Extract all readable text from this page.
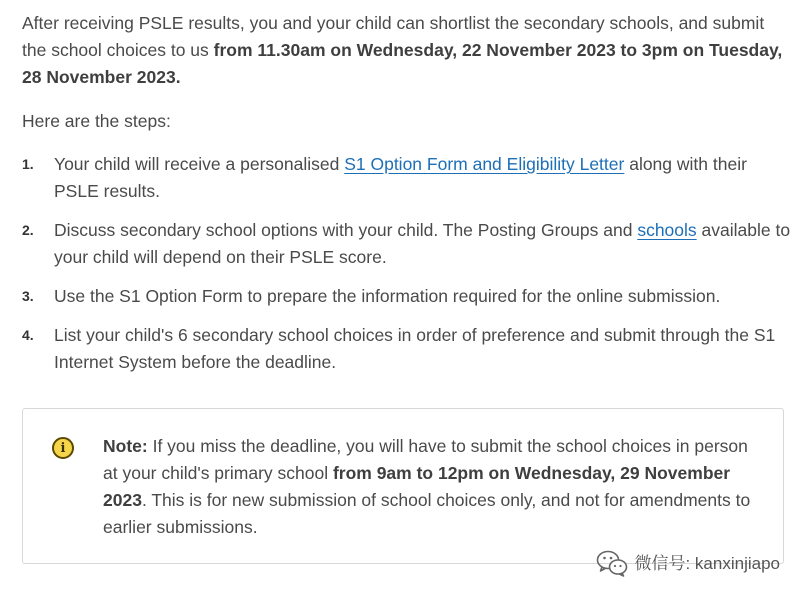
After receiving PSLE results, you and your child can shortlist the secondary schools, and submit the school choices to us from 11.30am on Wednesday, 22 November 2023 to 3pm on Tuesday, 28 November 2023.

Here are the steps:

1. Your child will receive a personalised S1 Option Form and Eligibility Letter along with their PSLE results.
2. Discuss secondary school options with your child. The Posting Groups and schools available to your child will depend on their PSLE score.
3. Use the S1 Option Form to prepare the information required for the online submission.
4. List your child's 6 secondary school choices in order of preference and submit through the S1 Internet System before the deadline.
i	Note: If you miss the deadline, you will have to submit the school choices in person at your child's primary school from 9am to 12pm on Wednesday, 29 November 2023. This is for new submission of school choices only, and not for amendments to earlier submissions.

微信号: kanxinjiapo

* * *

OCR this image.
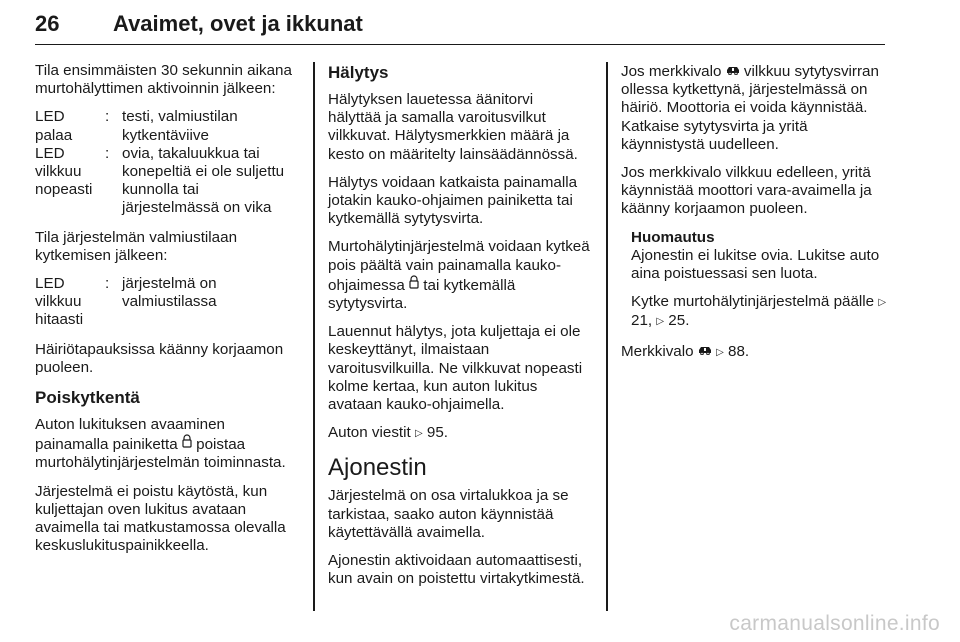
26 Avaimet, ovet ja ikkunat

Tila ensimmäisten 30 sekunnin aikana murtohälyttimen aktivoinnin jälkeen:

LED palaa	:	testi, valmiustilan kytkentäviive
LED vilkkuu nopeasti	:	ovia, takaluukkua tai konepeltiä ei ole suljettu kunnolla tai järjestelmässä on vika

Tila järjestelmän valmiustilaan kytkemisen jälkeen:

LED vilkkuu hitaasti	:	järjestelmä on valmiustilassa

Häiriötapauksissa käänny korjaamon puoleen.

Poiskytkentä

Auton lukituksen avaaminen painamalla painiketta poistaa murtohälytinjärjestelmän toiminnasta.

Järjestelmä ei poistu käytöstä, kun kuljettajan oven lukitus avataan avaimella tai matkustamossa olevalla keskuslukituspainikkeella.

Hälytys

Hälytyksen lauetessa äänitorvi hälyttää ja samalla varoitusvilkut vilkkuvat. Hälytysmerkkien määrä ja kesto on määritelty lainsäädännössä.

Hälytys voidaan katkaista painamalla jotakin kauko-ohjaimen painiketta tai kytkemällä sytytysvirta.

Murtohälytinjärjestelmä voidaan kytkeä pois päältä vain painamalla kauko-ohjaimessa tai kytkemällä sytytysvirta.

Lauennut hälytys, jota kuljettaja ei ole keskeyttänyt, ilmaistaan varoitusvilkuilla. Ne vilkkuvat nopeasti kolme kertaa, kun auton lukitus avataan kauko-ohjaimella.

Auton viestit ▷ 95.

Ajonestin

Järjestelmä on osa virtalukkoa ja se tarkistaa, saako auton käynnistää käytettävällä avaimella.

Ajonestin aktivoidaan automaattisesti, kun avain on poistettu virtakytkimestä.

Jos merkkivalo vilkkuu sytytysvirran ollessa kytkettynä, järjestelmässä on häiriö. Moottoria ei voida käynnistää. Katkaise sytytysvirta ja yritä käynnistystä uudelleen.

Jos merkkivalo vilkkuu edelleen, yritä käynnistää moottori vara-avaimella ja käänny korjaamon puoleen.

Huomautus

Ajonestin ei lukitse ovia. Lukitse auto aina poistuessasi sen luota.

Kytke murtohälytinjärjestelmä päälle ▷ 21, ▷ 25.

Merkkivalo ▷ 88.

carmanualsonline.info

» Stated exercise
Of the lines in the material, how many contain the word "Form"? Reply with the number and nothing else.

» Written reply
2